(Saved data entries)
━━━━

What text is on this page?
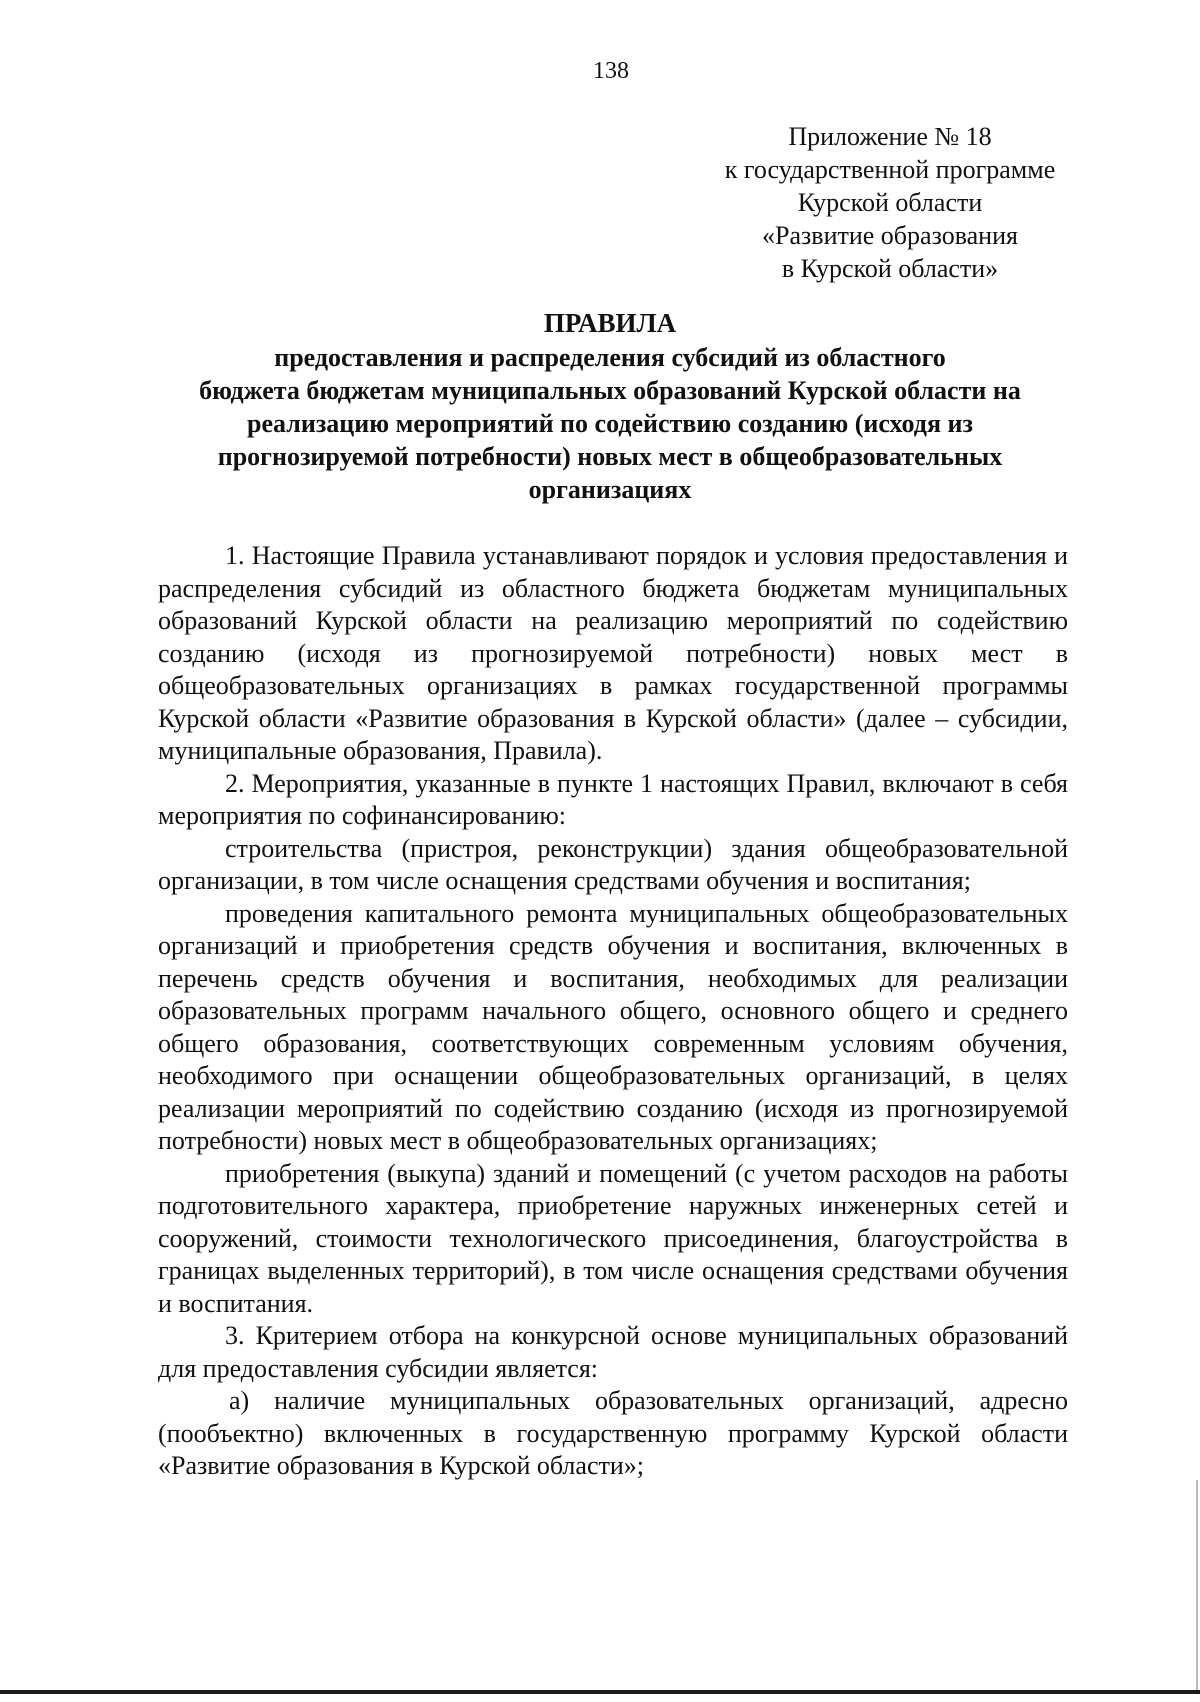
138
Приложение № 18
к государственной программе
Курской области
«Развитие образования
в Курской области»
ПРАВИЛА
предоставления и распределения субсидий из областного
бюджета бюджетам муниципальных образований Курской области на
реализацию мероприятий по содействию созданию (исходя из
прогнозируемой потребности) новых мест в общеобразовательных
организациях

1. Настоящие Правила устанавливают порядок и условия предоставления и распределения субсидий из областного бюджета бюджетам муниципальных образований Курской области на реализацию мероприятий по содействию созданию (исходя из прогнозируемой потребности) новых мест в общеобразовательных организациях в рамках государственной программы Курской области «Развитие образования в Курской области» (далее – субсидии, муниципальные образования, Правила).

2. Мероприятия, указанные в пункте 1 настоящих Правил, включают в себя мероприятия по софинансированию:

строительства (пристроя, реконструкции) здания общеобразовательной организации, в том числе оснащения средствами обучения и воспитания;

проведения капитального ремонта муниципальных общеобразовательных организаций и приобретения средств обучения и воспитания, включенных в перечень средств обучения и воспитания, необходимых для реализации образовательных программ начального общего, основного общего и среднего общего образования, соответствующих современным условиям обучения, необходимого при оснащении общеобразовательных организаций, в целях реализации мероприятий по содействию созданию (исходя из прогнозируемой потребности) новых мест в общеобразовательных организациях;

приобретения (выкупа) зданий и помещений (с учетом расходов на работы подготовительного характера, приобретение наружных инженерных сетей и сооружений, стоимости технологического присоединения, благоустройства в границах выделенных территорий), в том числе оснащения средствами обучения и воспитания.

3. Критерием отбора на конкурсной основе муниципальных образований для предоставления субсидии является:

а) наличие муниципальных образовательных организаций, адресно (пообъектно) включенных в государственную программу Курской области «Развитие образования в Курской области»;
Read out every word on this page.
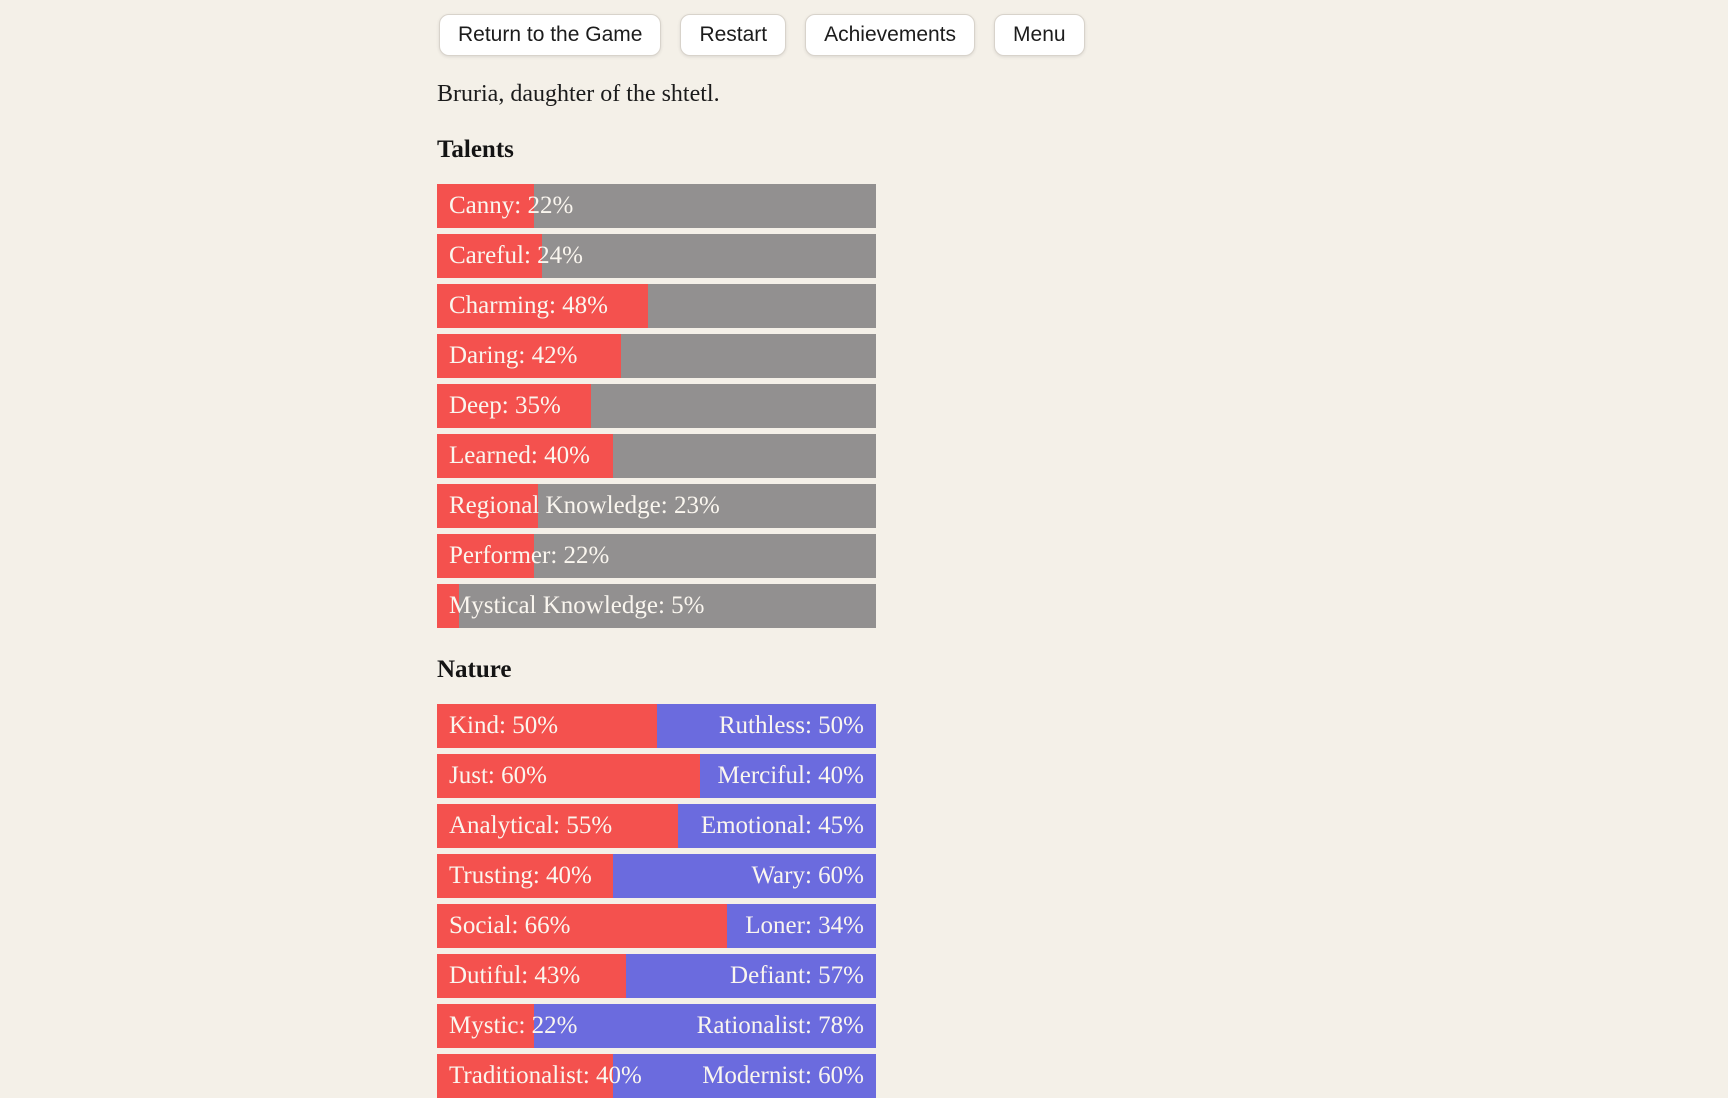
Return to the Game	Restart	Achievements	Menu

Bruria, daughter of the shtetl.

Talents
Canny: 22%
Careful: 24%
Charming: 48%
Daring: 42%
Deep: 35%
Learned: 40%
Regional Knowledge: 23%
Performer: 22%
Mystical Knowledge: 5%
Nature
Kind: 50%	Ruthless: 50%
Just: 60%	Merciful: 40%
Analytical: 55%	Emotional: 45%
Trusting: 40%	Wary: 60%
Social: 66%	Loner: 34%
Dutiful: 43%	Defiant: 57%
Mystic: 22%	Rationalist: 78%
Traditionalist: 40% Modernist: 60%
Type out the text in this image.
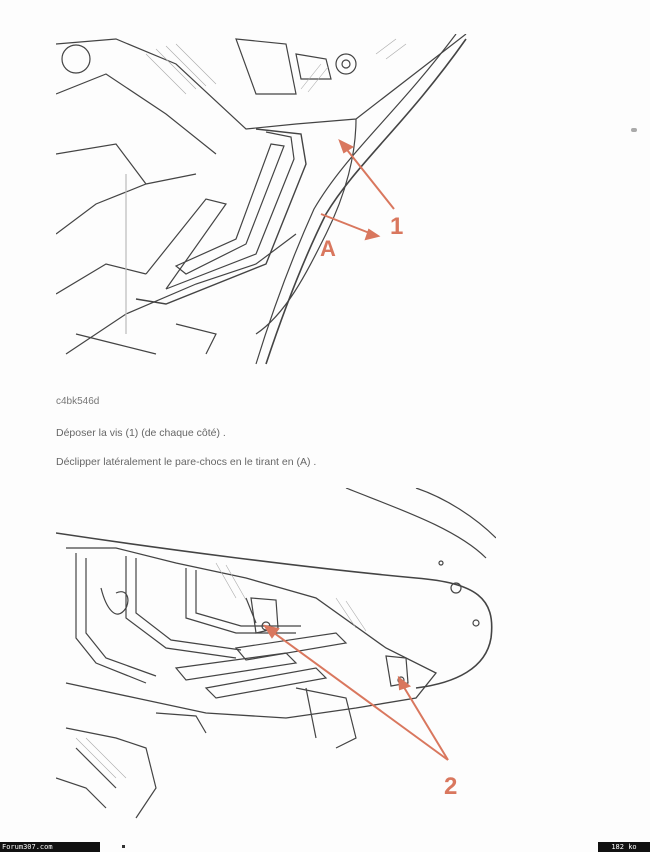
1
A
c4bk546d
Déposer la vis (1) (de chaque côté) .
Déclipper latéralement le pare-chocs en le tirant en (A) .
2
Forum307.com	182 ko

━━━━

▶ **STATED GOAL**: From the line that contains "Type out the text in this image." to the end of the material above, output every line exactly, both ends included, but leave out any pictures.

▶ **SOLUTION TO THIS EXERCISE**:
Type out the text in this image.
1
A
c4bk546d
Déposer la vis (1) (de chaque côté) .
Déclipper latéralement le pare-chocs en le tirant en (A) .
2
Forum307.com	182 ko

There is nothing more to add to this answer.